Exercise: Can you recast the lines of all the entries below as a single numbered list, with blank lines dropped and the pictures left out?
# Excerpted records start
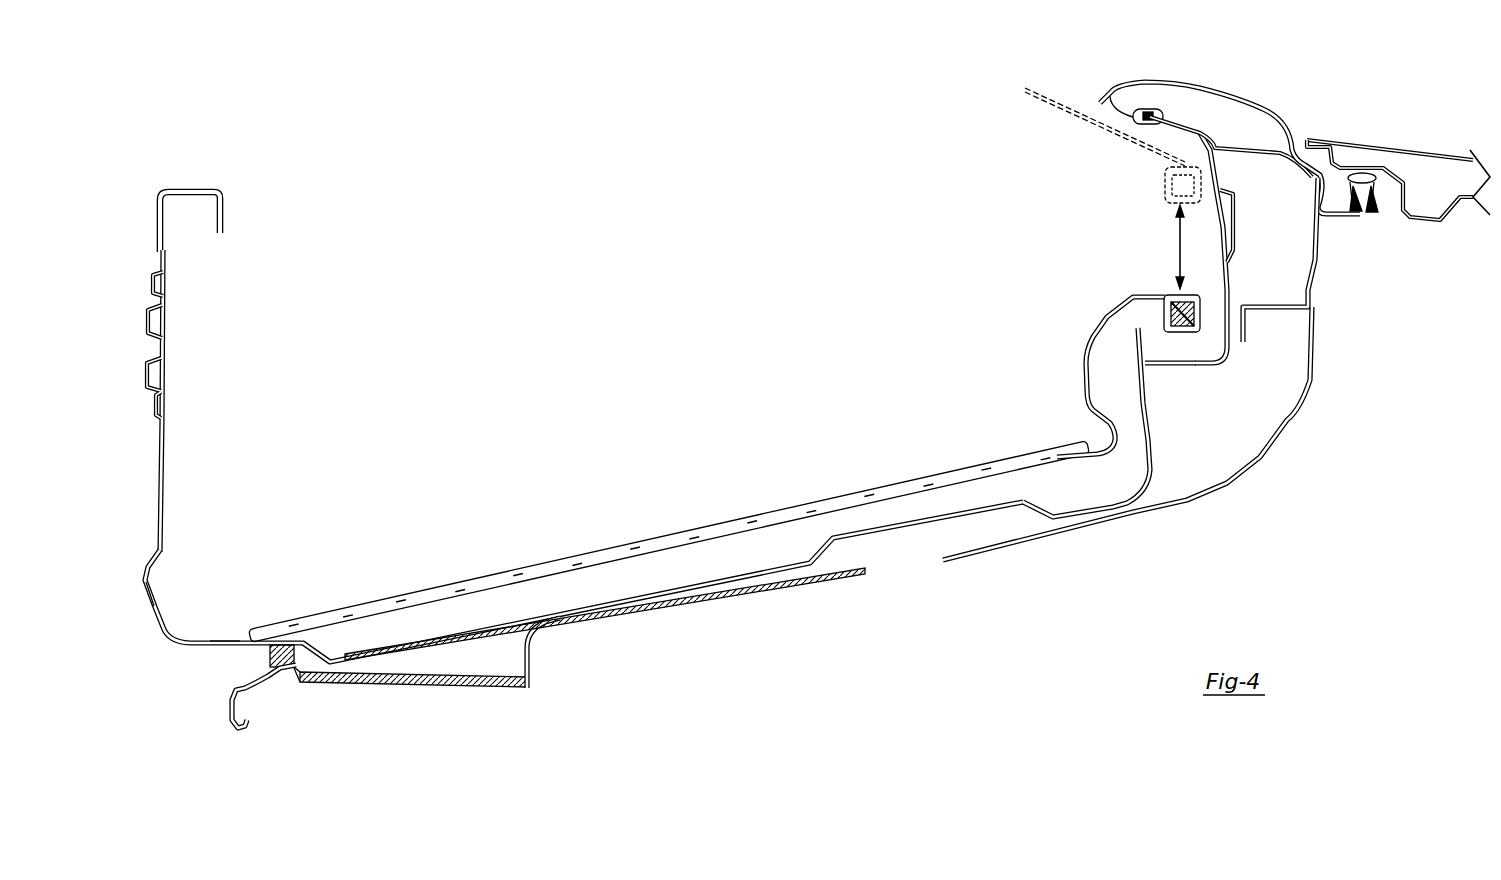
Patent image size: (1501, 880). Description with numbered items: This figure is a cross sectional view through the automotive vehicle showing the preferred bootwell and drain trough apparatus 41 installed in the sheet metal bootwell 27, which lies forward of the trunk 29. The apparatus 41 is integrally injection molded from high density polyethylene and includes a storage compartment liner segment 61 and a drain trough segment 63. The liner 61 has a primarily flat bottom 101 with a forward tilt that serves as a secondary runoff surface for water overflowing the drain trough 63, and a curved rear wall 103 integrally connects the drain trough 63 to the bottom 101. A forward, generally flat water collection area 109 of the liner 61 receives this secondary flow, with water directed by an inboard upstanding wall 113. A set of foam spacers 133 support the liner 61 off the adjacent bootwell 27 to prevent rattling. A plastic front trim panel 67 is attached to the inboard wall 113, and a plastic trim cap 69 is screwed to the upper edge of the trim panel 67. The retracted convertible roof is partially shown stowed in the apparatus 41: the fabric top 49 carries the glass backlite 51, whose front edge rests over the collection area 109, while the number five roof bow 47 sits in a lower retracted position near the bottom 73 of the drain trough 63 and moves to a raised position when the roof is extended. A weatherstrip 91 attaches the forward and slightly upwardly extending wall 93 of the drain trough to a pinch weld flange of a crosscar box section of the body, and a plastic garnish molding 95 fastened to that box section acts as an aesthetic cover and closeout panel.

The bootwell and drain trough apparatus 41 is at (458, 160).
The trim cap 69 is at (193, 190).
The front trim panel 67 is at (163, 437).
The water collection area 109 is at (213, 642).
The inboard upstanding wall 113 is at (150, 622).
The storage compartment liner segment 61 is at (190, 646).
The foam spacers 133 is at (268, 665).
The bootwell 27 is at (443, 683).
The bottom 101 is at (687, 587).
The backlite 51 is at (772, 512).
The fabric top 49 is at (1088, 366).
The roof bow 47 is at (1165, 312).
The drain trough segment 63 is at (1213, 213).
The bottom of drain trough 73 is at (1145, 363).
The curved rear wall 103 is at (1140, 436).
The weatherstrip 91 is at (1093, 115).
The forward wall of drain trough 93 is at (1172, 123).
The garnish molding 95 is at (1260, 107).
The trunk 29 is at (1370, 347).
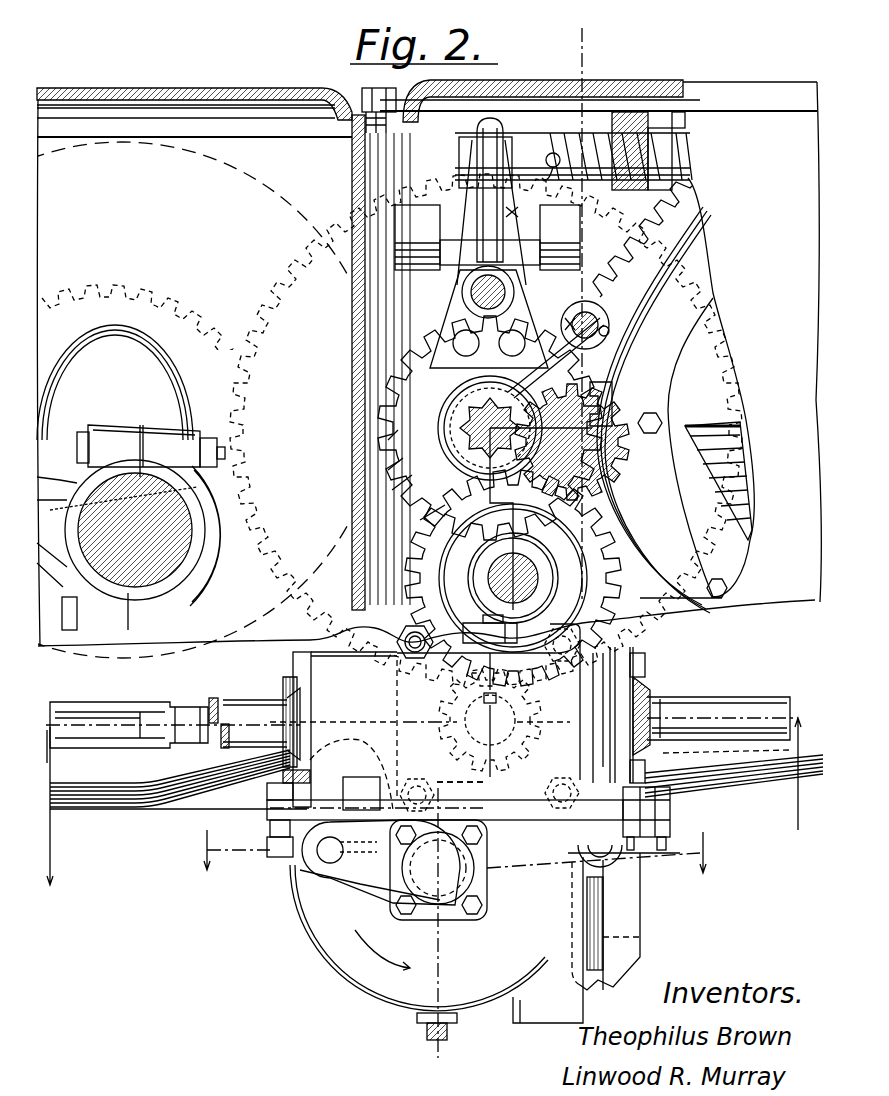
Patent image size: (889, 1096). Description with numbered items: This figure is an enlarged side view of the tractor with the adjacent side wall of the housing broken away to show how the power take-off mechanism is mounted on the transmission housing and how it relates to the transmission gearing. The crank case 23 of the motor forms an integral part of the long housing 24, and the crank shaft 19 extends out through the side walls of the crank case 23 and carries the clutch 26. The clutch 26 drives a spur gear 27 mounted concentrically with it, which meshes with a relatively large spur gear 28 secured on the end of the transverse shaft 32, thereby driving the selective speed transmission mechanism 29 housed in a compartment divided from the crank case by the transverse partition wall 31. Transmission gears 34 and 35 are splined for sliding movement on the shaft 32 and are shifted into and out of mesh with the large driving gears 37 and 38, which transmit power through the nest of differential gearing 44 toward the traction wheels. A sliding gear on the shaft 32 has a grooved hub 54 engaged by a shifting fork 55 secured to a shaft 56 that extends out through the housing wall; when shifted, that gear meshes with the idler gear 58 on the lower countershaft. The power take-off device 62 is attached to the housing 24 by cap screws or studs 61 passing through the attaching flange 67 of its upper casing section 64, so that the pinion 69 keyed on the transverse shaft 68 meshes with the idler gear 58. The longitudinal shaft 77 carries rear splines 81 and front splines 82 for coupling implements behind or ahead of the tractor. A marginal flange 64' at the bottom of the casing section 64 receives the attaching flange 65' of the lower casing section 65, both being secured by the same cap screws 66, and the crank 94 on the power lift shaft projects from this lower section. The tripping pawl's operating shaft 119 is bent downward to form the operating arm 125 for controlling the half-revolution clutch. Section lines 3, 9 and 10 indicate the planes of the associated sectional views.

The section line 3- 3 is at (412, 1069).
The section line 9- 9 is at (432, 801).
The section line 10- 10 is at (457, 851).
The crank shaft 19 is at (120, 345).
The crank case 23 is at (148, 800).
The housing 24 is at (775, 785).
The clutch 26 is at (262, 185).
The spur gear 27 is at (155, 290).
The large spur gear 28 is at (285, 272).
The selective speed transmission mechanism 29 is at (405, 352).
The transverse partition wall 31 is at (352, 370).
The transverse shaft 32 is at (485, 418).
The transmission gear 34 is at (403, 460).
The transmission gear 35 is at (395, 450).
The large driving gear 37 is at (605, 412).
The large driving gear 38 is at (600, 500).
The differential gearing 44 is at (745, 452).
The grooved hub 54 is at (430, 525).
The shifting fork 55 is at (440, 478).
The shaft 56 is at (605, 328).
The idler gear 58 is at (420, 572).
The cap screws or studs 61 is at (400, 630).
The power take-off device 62 is at (298, 637).
The upper casing section 64 is at (276, 714).
The marginal flange 64' is at (449, 811).
The lower casing section 65 is at (404, 952).
The attaching flange 65' is at (260, 856).
The cap screws 66 is at (288, 862).
The attaching flange 67 is at (455, 630).
The transverse shaft 68 is at (482, 793).
The pinion 69 is at (530, 720).
The shaft 77 is at (228, 715).
The splines 81 is at (748, 738).
The splines 82 is at (112, 740).
The crank 94 is at (355, 882).
The operating shaft 119 is at (593, 865).
The operating arm 125 is at (640, 937).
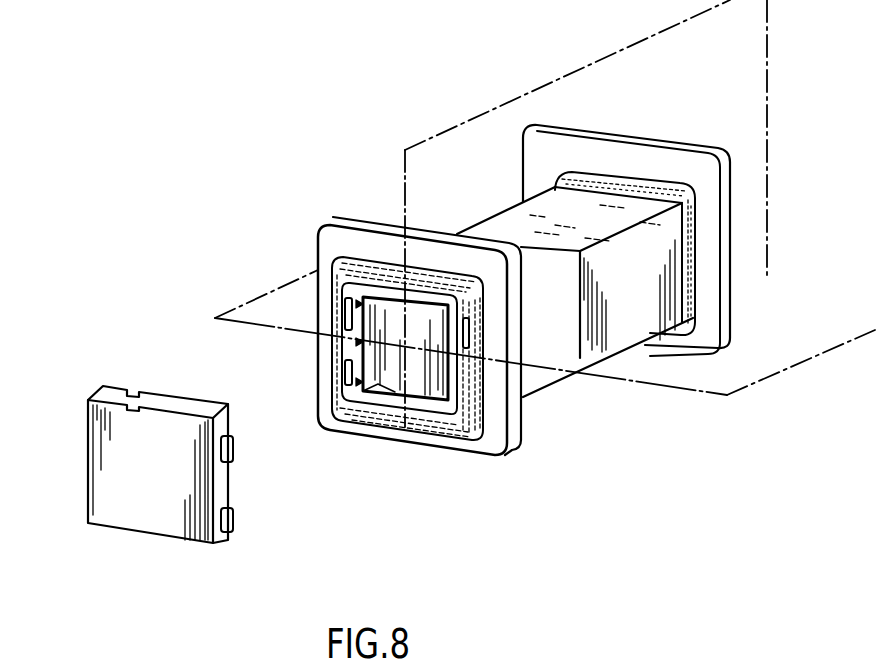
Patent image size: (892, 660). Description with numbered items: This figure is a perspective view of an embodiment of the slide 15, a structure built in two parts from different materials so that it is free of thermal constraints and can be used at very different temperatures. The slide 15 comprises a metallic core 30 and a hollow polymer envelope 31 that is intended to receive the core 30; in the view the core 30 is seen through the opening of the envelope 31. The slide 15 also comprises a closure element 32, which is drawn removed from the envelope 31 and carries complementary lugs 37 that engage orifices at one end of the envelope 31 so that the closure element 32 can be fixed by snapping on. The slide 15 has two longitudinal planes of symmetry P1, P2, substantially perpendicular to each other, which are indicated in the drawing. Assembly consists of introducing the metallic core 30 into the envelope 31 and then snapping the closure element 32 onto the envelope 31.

The slide 15 is at (465, 466).
The metallic core 30 is at (436, 376).
The hollow polymer envelope 31 is at (559, 386).
The closure element 32 is at (138, 500).
The lugs 37 is at (242, 517).
The longitudinal plane of symmetry P1 is at (277, 313).
The longitudinal plane of symmetry P2 is at (425, 162).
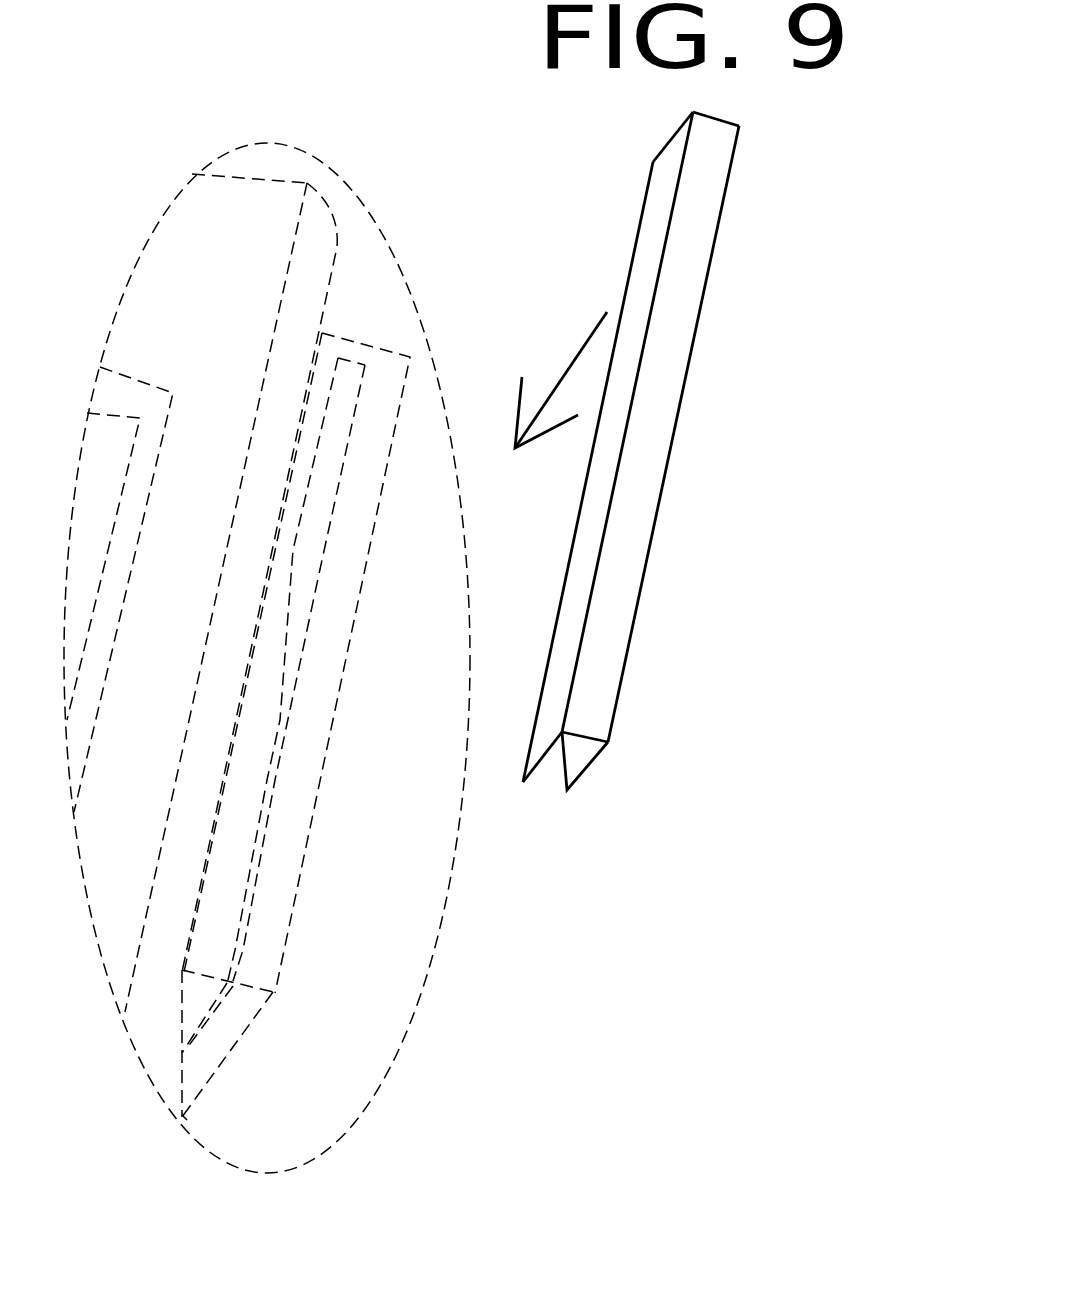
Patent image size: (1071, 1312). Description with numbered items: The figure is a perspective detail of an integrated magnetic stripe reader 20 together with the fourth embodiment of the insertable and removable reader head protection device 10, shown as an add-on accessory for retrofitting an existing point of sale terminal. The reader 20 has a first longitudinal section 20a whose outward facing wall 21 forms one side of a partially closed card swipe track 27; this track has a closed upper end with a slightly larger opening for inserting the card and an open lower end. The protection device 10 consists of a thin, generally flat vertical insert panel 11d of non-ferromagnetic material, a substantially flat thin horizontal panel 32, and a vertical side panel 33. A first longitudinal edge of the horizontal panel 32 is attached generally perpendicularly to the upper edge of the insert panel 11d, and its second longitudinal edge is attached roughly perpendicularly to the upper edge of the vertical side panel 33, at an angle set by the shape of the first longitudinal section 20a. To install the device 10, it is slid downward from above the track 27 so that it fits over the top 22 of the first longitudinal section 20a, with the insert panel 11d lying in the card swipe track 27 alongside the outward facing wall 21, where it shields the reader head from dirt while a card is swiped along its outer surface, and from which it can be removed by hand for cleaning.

The reader head protection device 10 is at (708, 413).
The flat vertical insert panel 11d is at (642, 303).
The horizontal panel 32 is at (705, 283).
The vertical side panel 33 is at (585, 753).
The magnetic stripe reader 20 is at (380, 300).
The first longitudinal section 20a is at (258, 1048).
The outward facing wall 21 is at (315, 600).
The top 22 is at (307, 845).
The card swipe track 27 is at (328, 467).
# Excerpted records end
Solution to the problem:
1. Patent image size: (1501, 880). Description with numbered items: This figure is a cross sectional view through the automotive vehicle showing the preferred bootwell and drain trough apparatus 41 installed in the sheet metal bootwell 27, which lies forward of the trunk 29. The apparatus 41 is integrally injection molded from high density polyethylene and includes a storage compartment liner segment 61 and a drain trough segment 63. The liner 61 has a primarily flat bottom 101 with a forward tilt that serves as a secondary runoff surface for water overflowing the drain trough 63, and a curved rear wall 103 integrally connects the drain trough 63 to the bottom 101. A forward, generally flat water collection area 109 of the liner 61 receives this secondary flow, with water directed by an inboard upstanding wall 113. A set of foam spacers 133 support the liner 61 off the adjacent bootwell 27 to prevent rattling. A plastic front trim panel 67 is attached to the inboard wall 113, and a plastic trim cap 69 is screwed to the upper edge of the trim panel 67. The retracted convertible roof is partially shown stowed in the apparatus 41: the fabric top 49 carries the glass backlite 51, whose front edge rests over the collection area 109, while the number five roof bow 47 sits in a lower retracted position near the bottom 73 of the drain trough 63 and moves to a raised position when the roof is extended. A weatherstrip 91 attaches the forward and slightly upwardly extending wall 93 of the drain trough to a pinch weld flange of a crosscar box section of the body, and a plastic garnish molding 95 fastened to that box section acts as an aesthetic cover and closeout panel.
2. The bootwell and drain trough apparatus 41 is at (458, 160).
3. The trim cap 69 is at (193, 190).
4. The front trim panel 67 is at (163, 437).
5. The water collection area 109 is at (213, 642).
6. The inboard upstanding wall 113 is at (150, 622).
7. The storage compartment liner segment 61 is at (190, 646).
8. The foam spacers 133 is at (268, 665).
9. The bootwell 27 is at (443, 683).
10. The bottom 101 is at (687, 587).
11. The backlite 51 is at (772, 512).
12. The fabric top 49 is at (1088, 366).
13. The roof bow 47 is at (1165, 312).
14. The drain trough segment 63 is at (1213, 213).
15. The bottom of drain trough 73 is at (1145, 363).
16. The curved rear wall 103 is at (1140, 436).
17. The weatherstrip 91 is at (1093, 115).
18. The forward wall of drain trough 93 is at (1172, 123).
19. The garnish molding 95 is at (1260, 107).
20. The trunk 29 is at (1370, 347).
21. Patent image size: (889, 1096). Description with numbered items: This figure is an enlarged side view of the tractor with the adjacent side wall of the housing broken away to show how the power take-off mechanism is mounted on the transmission housing and how it relates to the transmission gearing. The crank case 23 of the motor forms an integral part of the long housing 24, and the crank shaft 19 extends out through the side walls of the crank case 23 and carries the clutch 26. The clutch 26 drives a spur gear 27 mounted concentrically with it, which meshes with a relatively large spur gear 28 secured on the end of the transverse shaft 32, thereby driving the selective speed transmission mechanism 29 housed in a compartment divided from the crank case by the transverse partition wall 31. Transmission gears 34 and 35 are splined for sliding movement on the shaft 32 and are shifted into and out of mesh with the large driving gears 37 and 38, which transmit power through the nest of differential gearing 44 toward the traction wheels. A sliding gear on the shaft 32 has a grooved hub 54 engaged by a shifting fork 55 secured to a shaft 56 that extends out through the housing wall; when shifted, that gear meshes with the idler gear 58 on the lower countershaft. The power take-off device 62 is attached to the housing 24 by cap screws or studs 61 passing through the attaching flange 67 of its upper casing section 64, so that the pinion 69 keyed on the transverse shaft 68 meshes with the idler gear 58. The longitudinal shaft 77 carries rear splines 81 and front splines 82 for coupling implements behind or ahead of the tractor. A marginal flange 64' at the bottom of the casing section 64 receives the attaching flange 65' of the lower casing section 65, both being secured by the same cap screws 66, and the crank 94 on the power lift shaft projects from this lower section. The tripping pawl's operating shaft 119 is bent downward to form the operating arm 125 for controlling the half-revolution clutch. Section lines 3, 9 and 10 indicate the planes of the associated sectional views.
22. The section line 3- 3 is at (412, 1069).
23. The section line 9- 9 is at (432, 801).
24. The section line 10- 10 is at (457, 851).
25. The crank shaft 19 is at (120, 345).
26. The crank case 23 is at (148, 800).
27. The housing 24 is at (775, 785).
28. The clutch 26 is at (262, 185).
29. The spur gear 27 is at (155, 290).
30. The large spur gear 28 is at (285, 272).
31. The selective speed transmission mechanism 29 is at (405, 352).
32. The transverse partition wall 31 is at (352, 370).
33. The transverse shaft 32 is at (485, 418).
34. The transmission gear 34 is at (403, 460).
35. The transmission gear 35 is at (395, 450).
36. The large driving gear 37 is at (605, 412).
37. The large driving gear 38 is at (600, 500).
38. The differential gearing 44 is at (745, 452).
39. The grooved hub 54 is at (430, 525).
40. The shifting fork 55 is at (440, 478).
41. The shaft 56 is at (605, 328).
42. The idler gear 58 is at (420, 572).
43. The cap screws or studs 61 is at (400, 630).
44. The power take-off device 62 is at (298, 637).
45. The upper casing section 64 is at (276, 714).
46. The marginal flange 64' is at (449, 811).
47. The lower casing section 65 is at (404, 952).
48. The attaching flange 65' is at (260, 856).
49. The cap screws 66 is at (288, 862).
50. The attaching flange 67 is at (455, 630).
51. The transverse shaft 68 is at (482, 793).
52. The pinion 69 is at (530, 720).
53. The shaft 77 is at (228, 715).
54. The splines 81 is at (748, 738).
55. The splines 82 is at (112, 740).
56. The crank 94 is at (355, 882).
57. The operating shaft 119 is at (593, 865).
58. The operating arm 125 is at (640, 937).
59. Patent image size: (892, 660). Description with numbered items: This figure is a perspective view of an embodiment of the slide 15, a structure built in two parts from different materials so that it is free of thermal constraints and can be used at very different temperatures. The slide 15 comprises a metallic core 30 and a hollow polymer envelope 31 that is intended to receive the core 30; in the view the core 30 is seen through the opening of the envelope 31. The slide 15 also comprises a closure element 32, which is drawn removed from the envelope 31 and carries complementary lugs 37 that engage orifices at one end of the envelope 31 so that the closure element 32 can be fixed by snapping on. The slide 15 has two longitudinal planes of symmetry P1, P2, substantially perpendicular to each other, which are indicated in the drawing. Assembly consists of introducing the metallic core 30 into the envelope 31 and then snapping the closure element 32 onto the envelope 31.
60. The slide 15 is at (465, 466).
61. The metallic core 30 is at (436, 376).
62. The hollow polymer envelope 31 is at (559, 386).
63. The closure element 32 is at (138, 500).
64. The lugs 37 is at (242, 517).
65. The longitudinal plane of symmetry P1 is at (277, 313).
66. The longitudinal plane of symmetry P2 is at (425, 162).
67. Patent image size: (1071, 1312). Description with numbered items: The figure is a perspective detail of an integrated magnetic stripe reader 20 together with the fourth embodiment of the insertable and removable reader head protection device 10, shown as an add-on accessory for retrofitting an existing point of sale terminal. The reader 20 has a first longitudinal section 20a whose outward facing wall 21 forms one side of a partially closed card swipe track 27; this track has a closed upper end with a slightly larger opening for inserting the card and an open lower end. The protection device 10 consists of a thin, generally flat vertical insert panel 11d of non-ferromagnetic material, a substantially flat thin horizontal panel 32, and a vertical side panel 33. A first longitudinal edge of the horizontal panel 32 is attached generally perpendicularly to the upper edge of the insert panel 11d, and its second longitudinal edge is attached roughly perpendicularly to the upper edge of the vertical side panel 33, at an angle set by the shape of the first longitudinal section 20a. To install the device 10, it is slid downward from above the track 27 so that it fits over the top 22 of the first longitudinal section 20a, with the insert panel 11d lying in the card swipe track 27 alongside the outward facing wall 21, where it shields the reader head from dirt while a card is swiped along its outer surface, and from which it can be removed by hand for cleaning.
68. The reader head protection device 10 is at (708, 413).
69. The flat vertical insert panel 11d is at (642, 303).
70. The horizontal panel 32 is at (705, 283).
71. The vertical side panel 33 is at (585, 753).
72. The magnetic stripe reader 20 is at (380, 300).
73. The first longitudinal section 20a is at (258, 1048).
74. The outward facing wall 21 is at (315, 600).
75. The top 22 is at (307, 845).
76. The card swipe track 27 is at (328, 467).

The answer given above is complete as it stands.